■ **Problem to solve**: Copy the records below exactly as they appear.

[Records from a collection]
+++

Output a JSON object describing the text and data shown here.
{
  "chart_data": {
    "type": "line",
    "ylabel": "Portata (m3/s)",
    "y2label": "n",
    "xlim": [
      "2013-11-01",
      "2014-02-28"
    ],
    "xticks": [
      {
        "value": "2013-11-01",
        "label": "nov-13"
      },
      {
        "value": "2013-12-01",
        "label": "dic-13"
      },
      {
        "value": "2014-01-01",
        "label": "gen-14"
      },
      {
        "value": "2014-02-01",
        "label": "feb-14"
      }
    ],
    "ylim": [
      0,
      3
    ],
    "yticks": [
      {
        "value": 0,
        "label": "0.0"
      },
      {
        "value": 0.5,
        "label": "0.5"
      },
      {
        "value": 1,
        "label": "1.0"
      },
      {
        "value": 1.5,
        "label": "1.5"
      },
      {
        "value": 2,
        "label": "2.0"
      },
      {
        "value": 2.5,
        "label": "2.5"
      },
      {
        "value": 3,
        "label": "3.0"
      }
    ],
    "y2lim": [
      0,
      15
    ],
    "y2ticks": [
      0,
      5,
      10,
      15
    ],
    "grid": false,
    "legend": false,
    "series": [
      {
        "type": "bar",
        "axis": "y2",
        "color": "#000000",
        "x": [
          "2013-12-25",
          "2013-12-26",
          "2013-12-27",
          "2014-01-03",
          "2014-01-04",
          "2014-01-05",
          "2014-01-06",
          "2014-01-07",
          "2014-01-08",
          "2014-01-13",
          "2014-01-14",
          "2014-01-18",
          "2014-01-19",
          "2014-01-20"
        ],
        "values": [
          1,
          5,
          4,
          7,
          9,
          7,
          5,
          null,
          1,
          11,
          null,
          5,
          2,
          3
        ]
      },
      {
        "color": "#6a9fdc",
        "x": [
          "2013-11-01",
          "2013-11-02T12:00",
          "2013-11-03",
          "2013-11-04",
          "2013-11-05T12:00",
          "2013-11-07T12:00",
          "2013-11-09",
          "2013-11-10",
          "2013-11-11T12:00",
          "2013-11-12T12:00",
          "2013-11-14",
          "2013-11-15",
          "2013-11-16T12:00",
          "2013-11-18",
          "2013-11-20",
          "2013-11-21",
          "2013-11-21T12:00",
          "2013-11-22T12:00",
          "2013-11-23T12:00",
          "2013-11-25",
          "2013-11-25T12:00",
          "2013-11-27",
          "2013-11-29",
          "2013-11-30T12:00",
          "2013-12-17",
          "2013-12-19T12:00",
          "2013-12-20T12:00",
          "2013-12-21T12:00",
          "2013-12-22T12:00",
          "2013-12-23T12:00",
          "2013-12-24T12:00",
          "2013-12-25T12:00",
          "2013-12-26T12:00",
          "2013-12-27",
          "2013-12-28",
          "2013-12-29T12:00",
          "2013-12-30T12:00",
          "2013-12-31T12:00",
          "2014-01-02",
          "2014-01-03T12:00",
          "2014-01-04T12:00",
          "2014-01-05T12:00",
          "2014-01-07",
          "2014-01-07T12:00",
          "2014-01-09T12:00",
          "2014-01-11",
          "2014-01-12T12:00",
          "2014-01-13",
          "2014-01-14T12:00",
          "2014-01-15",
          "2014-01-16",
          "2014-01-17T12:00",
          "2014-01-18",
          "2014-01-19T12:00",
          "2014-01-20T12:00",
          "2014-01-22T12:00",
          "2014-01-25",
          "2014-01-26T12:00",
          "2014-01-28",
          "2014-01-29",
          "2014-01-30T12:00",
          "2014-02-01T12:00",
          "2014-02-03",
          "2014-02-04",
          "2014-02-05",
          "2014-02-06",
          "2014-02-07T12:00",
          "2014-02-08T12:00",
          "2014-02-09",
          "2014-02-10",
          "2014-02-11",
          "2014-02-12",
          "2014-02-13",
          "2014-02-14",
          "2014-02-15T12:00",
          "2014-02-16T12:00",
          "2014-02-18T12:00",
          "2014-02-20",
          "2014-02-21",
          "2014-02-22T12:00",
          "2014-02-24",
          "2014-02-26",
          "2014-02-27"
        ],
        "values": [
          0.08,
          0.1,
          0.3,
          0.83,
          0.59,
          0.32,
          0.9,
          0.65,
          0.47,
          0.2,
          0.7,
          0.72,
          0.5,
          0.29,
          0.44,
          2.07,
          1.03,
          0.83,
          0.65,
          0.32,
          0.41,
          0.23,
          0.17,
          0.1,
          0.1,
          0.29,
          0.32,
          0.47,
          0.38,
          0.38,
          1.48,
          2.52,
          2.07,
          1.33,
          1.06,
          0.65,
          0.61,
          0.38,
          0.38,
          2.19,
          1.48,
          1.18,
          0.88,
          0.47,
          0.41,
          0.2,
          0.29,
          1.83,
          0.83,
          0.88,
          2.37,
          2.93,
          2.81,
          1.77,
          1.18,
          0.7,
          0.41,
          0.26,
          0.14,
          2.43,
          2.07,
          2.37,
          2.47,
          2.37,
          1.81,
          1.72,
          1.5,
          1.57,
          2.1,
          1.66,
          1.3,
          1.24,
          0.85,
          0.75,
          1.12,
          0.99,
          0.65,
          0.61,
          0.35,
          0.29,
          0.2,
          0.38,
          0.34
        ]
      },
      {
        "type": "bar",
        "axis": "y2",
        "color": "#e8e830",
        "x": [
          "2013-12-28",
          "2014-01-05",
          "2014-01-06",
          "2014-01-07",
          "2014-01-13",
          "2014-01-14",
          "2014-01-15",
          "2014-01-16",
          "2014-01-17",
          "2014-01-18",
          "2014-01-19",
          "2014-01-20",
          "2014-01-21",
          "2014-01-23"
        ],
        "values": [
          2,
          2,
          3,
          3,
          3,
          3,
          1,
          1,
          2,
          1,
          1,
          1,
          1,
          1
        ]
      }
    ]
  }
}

+++

■ **Reply to the task**:
Output a JSON object describing the text and data shown here.
{
  "chart_data": {
    "type": "line",
    "ylabel": "Portata (m3/s)",
    "y2label": "n",
    "xlim": [
      "2013-11-01",
      "2014-02-28"
    ],
    "xticks": [
      {
        "value": "2013-11-01",
        "label": "nov-13"
      },
      {
        "value": "2013-12-01",
        "label": "dic-13"
      },
      {
        "value": "2014-01-01",
        "label": "gen-14"
      },
      {
        "value": "2014-02-01",
        "label": "feb-14"
      }
    ],
    "ylim": [
      0,
      3
    ],
    "yticks": [
      {
        "value": 0,
        "label": "0.0"
      },
      {
        "value": 0.5,
        "label": "0.5"
      },
      {
        "value": 1,
        "label": "1.0"
      },
      {
        "value": 1.5,
        "label": "1.5"
      },
      {
        "value": 2,
        "label": "2.0"
      },
      {
        "value": 2.5,
        "label": "2.5"
      },
      {
        "value": 3,
        "label": "3.0"
      }
    ],
    "y2lim": [
      0,
      15
    ],
    "y2ticks": [
      0,
      5,
      10,
      15
    ],
    "grid": false,
    "legend": false,
    "series": [
      {
        "type": "bar",
        "axis": "y2",
        "color": "#000000",
        "x": [
          "2013-12-25",
          "2013-12-26",
          "2013-12-27",
          "2014-01-03",
          "2014-01-04",
          "2014-01-05",
          "2014-01-06",
          "2014-01-07",
          "2014-01-08",
          "2014-01-13",
          "2014-01-14",
          "2014-01-18",
          "2014-01-19",
          "2014-01-20"
        ],
        "values": [
          1,
          5,
          4,
          7,
          9,
          7,
          5,
          null,
          1,
          11,
          null,
          5,
          2,
          3
        ]
      },
      {
        "color": "#6a9fdc",
        "x": [
          "2013-11-01",
          "2013-11-02T12:00",
          "2013-11-03",
          "2013-11-04",
          "2013-11-05T12:00",
          "2013-11-07T12:00",
          "2013-11-09",
          "2013-11-10",
          "2013-11-11T12:00",
          "2013-11-12T12:00",
          "2013-11-14",
          "2013-11-15",
          "2013-11-16T12:00",
          "2013-11-18",
          "2013-11-20",
          "2013-11-21",
          "2013-11-21T12:00",
          "2013-11-22T12:00",
          "2013-11-23T12:00",
          "2013-11-25",
          "2013-11-25T12:00",
          "2013-11-27",
          "2013-11-29",
          "2013-11-30T12:00",
          "2013-12-17",
          "2013-12-19T12:00",
          "2013-12-20T12:00",
          "2013-12-21T12:00",
          "2013-12-22T12:00",
          "2013-12-23T12:00",
          "2013-12-24T12:00",
          "2013-12-25T12:00",
          "2013-12-26T12:00",
          "2013-12-27",
          "2013-12-28",
          "2013-12-29T12:00",
          "2013-12-30T12:00",
          "2013-12-31T12:00",
          "2014-01-02",
          "2014-01-03T12:00",
          "2014-01-04T12:00",
          "2014-01-05T12:00",
          "2014-01-07",
          "2014-01-07T12:00",
          "2014-01-09T12:00",
          "2014-01-11",
          "2014-01-12T12:00",
          "2014-01-13",
          "2014-01-14T12:00",
          "2014-01-15",
          "2014-01-16",
          "2014-01-17T12:00",
          "2014-01-18",
          "2014-01-19T12:00",
          "2014-01-20T12:00",
          "2014-01-22T12:00",
          "2014-01-25",
          "2014-01-26T12:00",
          "2014-01-28",
          "2014-01-29",
          "2014-01-30T12:00",
          "2014-02-01T12:00",
          "2014-02-03",
          "2014-02-04",
          "2014-02-05",
          "2014-02-06",
          "2014-02-07T12:00",
          "2014-02-08T12:00",
          "2014-02-09",
          "2014-02-10",
          "2014-02-11",
          "2014-02-12",
          "2014-02-13",
          "2014-02-14",
          "2014-02-15T12:00",
          "2014-02-16T12:00",
          "2014-02-18T12:00",
          "2014-02-20",
          "2014-02-21",
          "2014-02-22T12:00",
          "2014-02-24",
          "2014-02-26",
          "2014-02-27"
        ],
        "values": [
          0.08,
          0.1,
          0.3,
          0.83,
          0.59,
          0.32,
          0.9,
          0.65,
          0.47,
          0.2,
          0.7,
          0.72,
          0.5,
          0.29,
          0.44,
          2.07,
          1.03,
          0.83,
          0.65,
          0.32,
          0.41,
          0.23,
          0.17,
          0.1,
          0.1,
          0.29,
          0.32,
          0.47,
          0.38,
          0.38,
          1.48,
          2.52,
          2.07,
          1.33,
          1.06,
          0.65,
          0.61,
          0.38,
          0.38,
          2.19,
          1.48,
          1.18,
          0.88,
          0.47,
          0.41,
          0.2,
          0.29,
          1.83,
          0.83,
          0.88,
          2.37,
          2.93,
          2.81,
          1.77,
          1.18,
          0.7,
          0.41,
          0.26,
          0.14,
          2.43,
          2.07,
          2.37,
          2.47,
          2.37,
          1.81,
          1.72,
          1.5,
          1.57,
          2.1,
          1.66,
          1.3,
          1.24,
          0.85,
          0.75,
          1.12,
          0.99,
          0.65,
          0.61,
          0.35,
          0.29,
          0.2,
          0.38,
          0.34
        ]
      },
      {
        "type": "bar",
        "axis": "y2",
        "color": "#e8e830",
        "x": [
          "2013-12-28",
          "2014-01-05",
          "2014-01-06",
          "2014-01-07",
          "2014-01-13",
          "2014-01-14",
          "2014-01-15",
          "2014-01-16",
          "2014-01-17",
          "2014-01-18",
          "2014-01-19",
          "2014-01-20",
          "2014-01-21",
          "2014-01-23"
        ],
        "values": [
          2,
          2,
          3,
          3,
          3,
          3,
          1,
          1,
          2,
          1,
          1,
          1,
          1,
          1
        ]
      }
    ]
  }
}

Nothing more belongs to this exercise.